Below are some entries. Output each one exactly as it appears.

————

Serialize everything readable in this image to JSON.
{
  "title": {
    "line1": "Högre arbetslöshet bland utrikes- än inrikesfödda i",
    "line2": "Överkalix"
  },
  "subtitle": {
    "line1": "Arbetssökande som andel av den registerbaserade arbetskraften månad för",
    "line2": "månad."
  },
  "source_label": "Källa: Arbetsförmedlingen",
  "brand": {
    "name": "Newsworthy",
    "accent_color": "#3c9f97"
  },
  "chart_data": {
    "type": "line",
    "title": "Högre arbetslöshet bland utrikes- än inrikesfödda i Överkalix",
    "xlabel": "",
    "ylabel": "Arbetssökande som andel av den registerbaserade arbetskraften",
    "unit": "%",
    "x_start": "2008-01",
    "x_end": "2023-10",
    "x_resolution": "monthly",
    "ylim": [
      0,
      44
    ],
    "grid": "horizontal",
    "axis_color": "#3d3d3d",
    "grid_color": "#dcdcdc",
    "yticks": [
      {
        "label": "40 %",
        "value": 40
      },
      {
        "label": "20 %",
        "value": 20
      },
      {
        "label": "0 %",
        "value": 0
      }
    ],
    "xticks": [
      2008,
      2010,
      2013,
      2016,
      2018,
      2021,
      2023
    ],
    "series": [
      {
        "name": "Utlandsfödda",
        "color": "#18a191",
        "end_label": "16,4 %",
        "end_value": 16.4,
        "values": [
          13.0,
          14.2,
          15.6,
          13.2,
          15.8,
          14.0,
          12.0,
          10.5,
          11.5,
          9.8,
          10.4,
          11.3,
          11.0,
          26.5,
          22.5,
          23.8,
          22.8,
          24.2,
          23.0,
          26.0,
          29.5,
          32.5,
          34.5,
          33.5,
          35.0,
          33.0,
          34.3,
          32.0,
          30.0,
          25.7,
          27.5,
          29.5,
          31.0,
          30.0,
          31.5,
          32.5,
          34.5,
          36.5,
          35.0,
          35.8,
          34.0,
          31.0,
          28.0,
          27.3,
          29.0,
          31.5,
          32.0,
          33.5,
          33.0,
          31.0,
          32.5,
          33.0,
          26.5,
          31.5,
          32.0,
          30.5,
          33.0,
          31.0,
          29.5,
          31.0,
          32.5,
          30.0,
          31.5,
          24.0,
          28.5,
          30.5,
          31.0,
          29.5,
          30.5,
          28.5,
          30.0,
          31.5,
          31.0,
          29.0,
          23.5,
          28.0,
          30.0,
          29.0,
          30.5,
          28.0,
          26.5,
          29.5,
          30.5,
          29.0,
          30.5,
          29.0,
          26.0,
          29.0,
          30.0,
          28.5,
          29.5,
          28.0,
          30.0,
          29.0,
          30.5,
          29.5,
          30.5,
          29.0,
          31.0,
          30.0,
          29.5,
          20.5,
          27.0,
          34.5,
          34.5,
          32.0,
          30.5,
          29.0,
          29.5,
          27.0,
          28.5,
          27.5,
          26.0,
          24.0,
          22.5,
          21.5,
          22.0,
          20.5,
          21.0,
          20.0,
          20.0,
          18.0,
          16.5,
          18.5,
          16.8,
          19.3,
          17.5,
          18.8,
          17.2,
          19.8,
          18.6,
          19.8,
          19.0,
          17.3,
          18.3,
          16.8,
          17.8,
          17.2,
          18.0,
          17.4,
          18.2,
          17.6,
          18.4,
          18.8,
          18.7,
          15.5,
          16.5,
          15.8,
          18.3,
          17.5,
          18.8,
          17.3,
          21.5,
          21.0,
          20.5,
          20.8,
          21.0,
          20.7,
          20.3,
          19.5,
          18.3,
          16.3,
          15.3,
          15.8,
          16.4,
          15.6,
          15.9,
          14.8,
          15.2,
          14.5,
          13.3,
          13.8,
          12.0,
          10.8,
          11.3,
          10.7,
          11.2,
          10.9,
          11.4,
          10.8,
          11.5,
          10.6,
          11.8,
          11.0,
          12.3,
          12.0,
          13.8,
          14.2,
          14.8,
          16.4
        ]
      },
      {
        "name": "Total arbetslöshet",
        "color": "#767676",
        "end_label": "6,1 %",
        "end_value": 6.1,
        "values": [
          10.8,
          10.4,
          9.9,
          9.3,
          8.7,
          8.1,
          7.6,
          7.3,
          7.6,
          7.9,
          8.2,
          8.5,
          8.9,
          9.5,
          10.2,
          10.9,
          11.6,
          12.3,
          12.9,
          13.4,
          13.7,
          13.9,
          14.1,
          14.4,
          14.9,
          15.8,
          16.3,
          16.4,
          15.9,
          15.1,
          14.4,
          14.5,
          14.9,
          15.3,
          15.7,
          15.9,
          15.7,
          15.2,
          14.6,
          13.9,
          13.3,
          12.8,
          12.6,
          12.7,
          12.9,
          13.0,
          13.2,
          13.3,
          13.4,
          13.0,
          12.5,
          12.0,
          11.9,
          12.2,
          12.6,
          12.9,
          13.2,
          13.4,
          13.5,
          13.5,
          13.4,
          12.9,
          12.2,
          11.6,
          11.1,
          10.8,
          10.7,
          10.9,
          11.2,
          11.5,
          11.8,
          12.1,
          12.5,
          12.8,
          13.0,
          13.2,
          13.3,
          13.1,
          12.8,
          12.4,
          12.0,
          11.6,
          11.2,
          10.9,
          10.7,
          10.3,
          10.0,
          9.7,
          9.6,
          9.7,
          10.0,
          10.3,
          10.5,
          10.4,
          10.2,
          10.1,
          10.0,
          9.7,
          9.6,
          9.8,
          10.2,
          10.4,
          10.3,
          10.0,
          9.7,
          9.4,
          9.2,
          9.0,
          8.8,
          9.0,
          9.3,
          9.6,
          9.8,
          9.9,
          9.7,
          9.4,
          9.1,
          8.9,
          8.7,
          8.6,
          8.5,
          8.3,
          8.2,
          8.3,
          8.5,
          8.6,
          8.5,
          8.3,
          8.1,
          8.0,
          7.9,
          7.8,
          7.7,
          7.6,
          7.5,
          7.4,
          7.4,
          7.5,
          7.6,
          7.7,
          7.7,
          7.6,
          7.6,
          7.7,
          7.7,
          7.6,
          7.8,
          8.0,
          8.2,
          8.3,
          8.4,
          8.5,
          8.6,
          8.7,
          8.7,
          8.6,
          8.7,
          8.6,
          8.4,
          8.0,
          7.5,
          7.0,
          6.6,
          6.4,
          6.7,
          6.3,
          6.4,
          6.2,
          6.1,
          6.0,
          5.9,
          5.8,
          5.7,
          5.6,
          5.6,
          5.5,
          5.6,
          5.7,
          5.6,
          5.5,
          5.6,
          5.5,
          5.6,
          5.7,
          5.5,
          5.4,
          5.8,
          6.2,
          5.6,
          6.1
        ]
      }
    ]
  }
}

————

OUTPUT:
Serialize everything readable in this image to JSON.
{
  "title": {
    "line1": "Högre arbetslöshet bland utrikes- än inrikesfödda i",
    "line2": "Överkalix"
  },
  "subtitle": {
    "line1": "Arbetssökande som andel av den registerbaserade arbetskraften månad för",
    "line2": "månad."
  },
  "source_label": "Källa: Arbetsförmedlingen",
  "brand": {
    "name": "Newsworthy",
    "accent_color": "#3c9f97"
  },
  "chart_data": {
    "type": "line",
    "title": "Högre arbetslöshet bland utrikes- än inrikesfödda i Överkalix",
    "xlabel": "",
    "ylabel": "Arbetssökande som andel av den registerbaserade arbetskraften",
    "unit": "%",
    "x_start": "2008-01",
    "x_end": "2023-10",
    "x_resolution": "monthly",
    "ylim": [
      0,
      44
    ],
    "grid": "horizontal",
    "axis_color": "#3d3d3d",
    "grid_color": "#dcdcdc",
    "yticks": [
      {
        "label": "40 %",
        "value": 40
      },
      {
        "label": "20 %",
        "value": 20
      },
      {
        "label": "0 %",
        "value": 0
      }
    ],
    "xticks": [
      2008,
      2010,
      2013,
      2016,
      2018,
      2021,
      2023
    ],
    "series": [
      {
        "name": "Utlandsfödda",
        "color": "#18a191",
        "end_label": "16,4 %",
        "end_value": 16.4,
        "values": [
          13.0,
          14.2,
          15.6,
          13.2,
          15.8,
          14.0,
          12.0,
          10.5,
          11.5,
          9.8,
          10.4,
          11.3,
          11.0,
          26.5,
          22.5,
          23.8,
          22.8,
          24.2,
          23.0,
          26.0,
          29.5,
          32.5,
          34.5,
          33.5,
          35.0,
          33.0,
          34.3,
          32.0,
          30.0,
          25.7,
          27.5,
          29.5,
          31.0,
          30.0,
          31.5,
          32.5,
          34.5,
          36.5,
          35.0,
          35.8,
          34.0,
          31.0,
          28.0,
          27.3,
          29.0,
          31.5,
          32.0,
          33.5,
          33.0,
          31.0,
          32.5,
          33.0,
          26.5,
          31.5,
          32.0,
          30.5,
          33.0,
          31.0,
          29.5,
          31.0,
          32.5,
          30.0,
          31.5,
          24.0,
          28.5,
          30.5,
          31.0,
          29.5,
          30.5,
          28.5,
          30.0,
          31.5,
          31.0,
          29.0,
          23.5,
          28.0,
          30.0,
          29.0,
          30.5,
          28.0,
          26.5,
          29.5,
          30.5,
          29.0,
          30.5,
          29.0,
          26.0,
          29.0,
          30.0,
          28.5,
          29.5,
          28.0,
          30.0,
          29.0,
          30.5,
          29.5,
          30.5,
          29.0,
          31.0,
          30.0,
          29.5,
          20.5,
          27.0,
          34.5,
          34.5,
          32.0,
          30.5,
          29.0,
          29.5,
          27.0,
          28.5,
          27.5,
          26.0,
          24.0,
          22.5,
          21.5,
          22.0,
          20.5,
          21.0,
          20.0,
          20.0,
          18.0,
          16.5,
          18.5,
          16.8,
          19.3,
          17.5,
          18.8,
          17.2,
          19.8,
          18.6,
          19.8,
          19.0,
          17.3,
          18.3,
          16.8,
          17.8,
          17.2,
          18.0,
          17.4,
          18.2,
          17.6,
          18.4,
          18.8,
          18.7,
          15.5,
          16.5,
          15.8,
          18.3,
          17.5,
          18.8,
          17.3,
          21.5,
          21.0,
          20.5,
          20.8,
          21.0,
          20.7,
          20.3,
          19.5,
          18.3,
          16.3,
          15.3,
          15.8,
          16.4,
          15.6,
          15.9,
          14.8,
          15.2,
          14.5,
          13.3,
          13.8,
          12.0,
          10.8,
          11.3,
          10.7,
          11.2,
          10.9,
          11.4,
          10.8,
          11.5,
          10.6,
          11.8,
          11.0,
          12.3,
          12.0,
          13.8,
          14.2,
          14.8,
          16.4
        ]
      },
      {
        "name": "Total arbetslöshet",
        "color": "#767676",
        "end_label": "6,1 %",
        "end_value": 6.1,
        "values": [
          10.8,
          10.4,
          9.9,
          9.3,
          8.7,
          8.1,
          7.6,
          7.3,
          7.6,
          7.9,
          8.2,
          8.5,
          8.9,
          9.5,
          10.2,
          10.9,
          11.6,
          12.3,
          12.9,
          13.4,
          13.7,
          13.9,
          14.1,
          14.4,
          14.9,
          15.8,
          16.3,
          16.4,
          15.9,
          15.1,
          14.4,
          14.5,
          14.9,
          15.3,
          15.7,
          15.9,
          15.7,
          15.2,
          14.6,
          13.9,
          13.3,
          12.8,
          12.6,
          12.7,
          12.9,
          13.0,
          13.2,
          13.3,
          13.4,
          13.0,
          12.5,
          12.0,
          11.9,
          12.2,
          12.6,
          12.9,
          13.2,
          13.4,
          13.5,
          13.5,
          13.4,
          12.9,
          12.2,
          11.6,
          11.1,
          10.8,
          10.7,
          10.9,
          11.2,
          11.5,
          11.8,
          12.1,
          12.5,
          12.8,
          13.0,
          13.2,
          13.3,
          13.1,
          12.8,
          12.4,
          12.0,
          11.6,
          11.2,
          10.9,
          10.7,
          10.3,
          10.0,
          9.7,
          9.6,
          9.7,
          10.0,
          10.3,
          10.5,
          10.4,
          10.2,
          10.1,
          10.0,
          9.7,
          9.6,
          9.8,
          10.2,
          10.4,
          10.3,
          10.0,
          9.7,
          9.4,
          9.2,
          9.0,
          8.8,
          9.0,
          9.3,
          9.6,
          9.8,
          9.9,
          9.7,
          9.4,
          9.1,
          8.9,
          8.7,
          8.6,
          8.5,
          8.3,
          8.2,
          8.3,
          8.5,
          8.6,
          8.5,
          8.3,
          8.1,
          8.0,
          7.9,
          7.8,
          7.7,
          7.6,
          7.5,
          7.4,
          7.4,
          7.5,
          7.6,
          7.7,
          7.7,
          7.6,
          7.6,
          7.7,
          7.7,
          7.6,
          7.8,
          8.0,
          8.2,
          8.3,
          8.4,
          8.5,
          8.6,
          8.7,
          8.7,
          8.6,
          8.7,
          8.6,
          8.4,
          8.0,
          7.5,
          7.0,
          6.6,
          6.4,
          6.7,
          6.3,
          6.4,
          6.2,
          6.1,
          6.0,
          5.9,
          5.8,
          5.7,
          5.6,
          5.6,
          5.5,
          5.6,
          5.7,
          5.6,
          5.5,
          5.6,
          5.5,
          5.6,
          5.7,
          5.5,
          5.4,
          5.8,
          6.2,
          5.6,
          6.1
        ]
      }
    ]
  }
}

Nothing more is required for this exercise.